:: WHAT YOU NEED TO DO ::
Give the number of lines containing "start" in this listing, with no other words.

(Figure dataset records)
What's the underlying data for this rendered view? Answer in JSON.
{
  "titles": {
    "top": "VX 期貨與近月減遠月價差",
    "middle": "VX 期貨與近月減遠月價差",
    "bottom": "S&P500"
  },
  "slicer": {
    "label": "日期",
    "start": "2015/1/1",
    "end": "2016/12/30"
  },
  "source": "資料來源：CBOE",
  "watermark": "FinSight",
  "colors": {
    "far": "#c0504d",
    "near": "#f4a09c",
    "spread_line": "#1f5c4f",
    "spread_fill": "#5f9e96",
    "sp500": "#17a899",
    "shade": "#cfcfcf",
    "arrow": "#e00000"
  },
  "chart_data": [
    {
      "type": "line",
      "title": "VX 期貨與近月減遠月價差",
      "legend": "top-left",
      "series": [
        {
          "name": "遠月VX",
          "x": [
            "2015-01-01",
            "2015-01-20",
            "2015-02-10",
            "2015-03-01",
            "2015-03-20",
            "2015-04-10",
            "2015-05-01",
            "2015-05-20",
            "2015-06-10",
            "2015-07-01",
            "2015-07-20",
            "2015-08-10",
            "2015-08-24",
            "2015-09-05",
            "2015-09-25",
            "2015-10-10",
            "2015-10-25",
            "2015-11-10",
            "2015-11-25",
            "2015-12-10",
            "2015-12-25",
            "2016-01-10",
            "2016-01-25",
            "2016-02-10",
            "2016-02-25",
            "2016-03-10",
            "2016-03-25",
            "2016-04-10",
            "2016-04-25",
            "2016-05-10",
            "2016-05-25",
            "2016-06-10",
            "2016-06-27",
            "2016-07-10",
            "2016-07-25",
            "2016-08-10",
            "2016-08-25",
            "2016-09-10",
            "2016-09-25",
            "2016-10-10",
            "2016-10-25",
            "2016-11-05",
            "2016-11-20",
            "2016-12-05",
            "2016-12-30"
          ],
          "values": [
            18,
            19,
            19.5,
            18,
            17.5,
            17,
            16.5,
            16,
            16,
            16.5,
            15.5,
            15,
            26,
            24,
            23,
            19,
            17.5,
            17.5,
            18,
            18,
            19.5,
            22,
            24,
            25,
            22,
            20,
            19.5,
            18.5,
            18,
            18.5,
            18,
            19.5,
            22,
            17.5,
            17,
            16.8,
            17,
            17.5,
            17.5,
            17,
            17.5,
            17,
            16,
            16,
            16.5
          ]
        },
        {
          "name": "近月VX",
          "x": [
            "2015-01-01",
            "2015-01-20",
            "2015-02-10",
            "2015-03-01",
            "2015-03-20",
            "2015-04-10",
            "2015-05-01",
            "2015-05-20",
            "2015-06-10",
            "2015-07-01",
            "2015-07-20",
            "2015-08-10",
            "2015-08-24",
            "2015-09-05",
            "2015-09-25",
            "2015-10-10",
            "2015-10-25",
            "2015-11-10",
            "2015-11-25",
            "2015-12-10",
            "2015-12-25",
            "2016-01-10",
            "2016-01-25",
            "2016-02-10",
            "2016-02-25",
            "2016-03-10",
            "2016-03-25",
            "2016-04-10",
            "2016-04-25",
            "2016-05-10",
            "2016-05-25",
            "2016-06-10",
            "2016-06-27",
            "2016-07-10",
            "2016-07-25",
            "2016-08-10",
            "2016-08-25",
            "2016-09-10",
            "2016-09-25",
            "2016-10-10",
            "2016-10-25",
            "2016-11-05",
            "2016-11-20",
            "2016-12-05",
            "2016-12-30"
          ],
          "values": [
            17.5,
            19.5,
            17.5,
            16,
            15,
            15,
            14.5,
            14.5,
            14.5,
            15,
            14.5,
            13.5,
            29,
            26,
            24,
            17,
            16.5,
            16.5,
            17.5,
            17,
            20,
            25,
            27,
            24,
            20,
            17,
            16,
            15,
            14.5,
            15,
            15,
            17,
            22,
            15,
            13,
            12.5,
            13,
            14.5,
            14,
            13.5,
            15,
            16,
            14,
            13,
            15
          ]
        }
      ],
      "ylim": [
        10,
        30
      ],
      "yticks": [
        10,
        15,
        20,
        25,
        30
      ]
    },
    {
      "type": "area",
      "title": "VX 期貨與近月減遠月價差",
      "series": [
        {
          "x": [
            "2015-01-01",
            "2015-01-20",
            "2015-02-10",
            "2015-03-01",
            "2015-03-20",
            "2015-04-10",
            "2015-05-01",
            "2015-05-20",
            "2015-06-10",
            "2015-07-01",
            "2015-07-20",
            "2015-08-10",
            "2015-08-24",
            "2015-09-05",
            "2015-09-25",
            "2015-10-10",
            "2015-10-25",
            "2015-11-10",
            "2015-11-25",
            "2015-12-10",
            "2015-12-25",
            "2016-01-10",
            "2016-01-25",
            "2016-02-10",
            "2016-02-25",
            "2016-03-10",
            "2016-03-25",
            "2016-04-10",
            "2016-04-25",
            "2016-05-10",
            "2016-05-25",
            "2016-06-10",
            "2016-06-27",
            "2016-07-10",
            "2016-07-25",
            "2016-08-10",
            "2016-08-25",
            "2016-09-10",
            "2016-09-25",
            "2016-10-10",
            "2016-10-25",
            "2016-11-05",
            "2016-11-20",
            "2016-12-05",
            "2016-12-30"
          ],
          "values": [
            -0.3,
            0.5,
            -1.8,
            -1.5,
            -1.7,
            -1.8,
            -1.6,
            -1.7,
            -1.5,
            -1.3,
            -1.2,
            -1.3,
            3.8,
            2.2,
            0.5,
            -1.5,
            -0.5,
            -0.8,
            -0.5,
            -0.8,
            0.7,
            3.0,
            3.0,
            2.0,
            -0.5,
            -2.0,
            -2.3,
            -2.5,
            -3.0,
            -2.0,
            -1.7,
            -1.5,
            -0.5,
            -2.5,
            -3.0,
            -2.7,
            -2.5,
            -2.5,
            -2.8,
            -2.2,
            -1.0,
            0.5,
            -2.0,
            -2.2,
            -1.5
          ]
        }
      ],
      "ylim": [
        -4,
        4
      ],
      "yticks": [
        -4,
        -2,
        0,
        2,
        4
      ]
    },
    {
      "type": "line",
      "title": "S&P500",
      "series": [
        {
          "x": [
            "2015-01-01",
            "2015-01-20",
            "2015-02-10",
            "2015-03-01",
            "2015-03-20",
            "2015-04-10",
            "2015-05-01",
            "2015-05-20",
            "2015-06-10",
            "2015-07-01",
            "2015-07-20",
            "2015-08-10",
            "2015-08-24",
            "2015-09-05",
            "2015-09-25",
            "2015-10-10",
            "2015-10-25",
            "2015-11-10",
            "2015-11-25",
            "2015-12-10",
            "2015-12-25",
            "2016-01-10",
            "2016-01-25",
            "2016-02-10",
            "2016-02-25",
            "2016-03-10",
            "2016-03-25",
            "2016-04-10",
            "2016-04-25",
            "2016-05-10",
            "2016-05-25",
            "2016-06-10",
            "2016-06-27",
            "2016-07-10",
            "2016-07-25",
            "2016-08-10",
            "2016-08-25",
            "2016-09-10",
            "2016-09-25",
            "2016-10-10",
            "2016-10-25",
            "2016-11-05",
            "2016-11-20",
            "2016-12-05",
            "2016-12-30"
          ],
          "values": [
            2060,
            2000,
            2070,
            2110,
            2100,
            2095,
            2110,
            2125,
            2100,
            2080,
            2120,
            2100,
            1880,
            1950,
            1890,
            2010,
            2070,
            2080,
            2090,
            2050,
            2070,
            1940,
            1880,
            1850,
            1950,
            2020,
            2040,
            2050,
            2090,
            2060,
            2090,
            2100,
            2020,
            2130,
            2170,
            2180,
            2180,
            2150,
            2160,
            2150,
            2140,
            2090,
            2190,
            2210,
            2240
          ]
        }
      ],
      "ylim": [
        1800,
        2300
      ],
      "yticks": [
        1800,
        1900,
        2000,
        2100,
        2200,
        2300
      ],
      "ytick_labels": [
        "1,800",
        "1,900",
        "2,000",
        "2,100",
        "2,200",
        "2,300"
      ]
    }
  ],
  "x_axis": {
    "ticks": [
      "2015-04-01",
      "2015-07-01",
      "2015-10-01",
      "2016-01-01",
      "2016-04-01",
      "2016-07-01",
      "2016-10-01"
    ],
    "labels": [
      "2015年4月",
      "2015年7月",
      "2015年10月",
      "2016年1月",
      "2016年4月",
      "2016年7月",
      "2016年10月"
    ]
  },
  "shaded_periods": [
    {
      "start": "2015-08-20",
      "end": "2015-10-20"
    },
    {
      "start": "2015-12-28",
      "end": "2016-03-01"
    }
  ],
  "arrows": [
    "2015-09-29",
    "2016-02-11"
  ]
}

:: WRITTEN ANSWER ::
3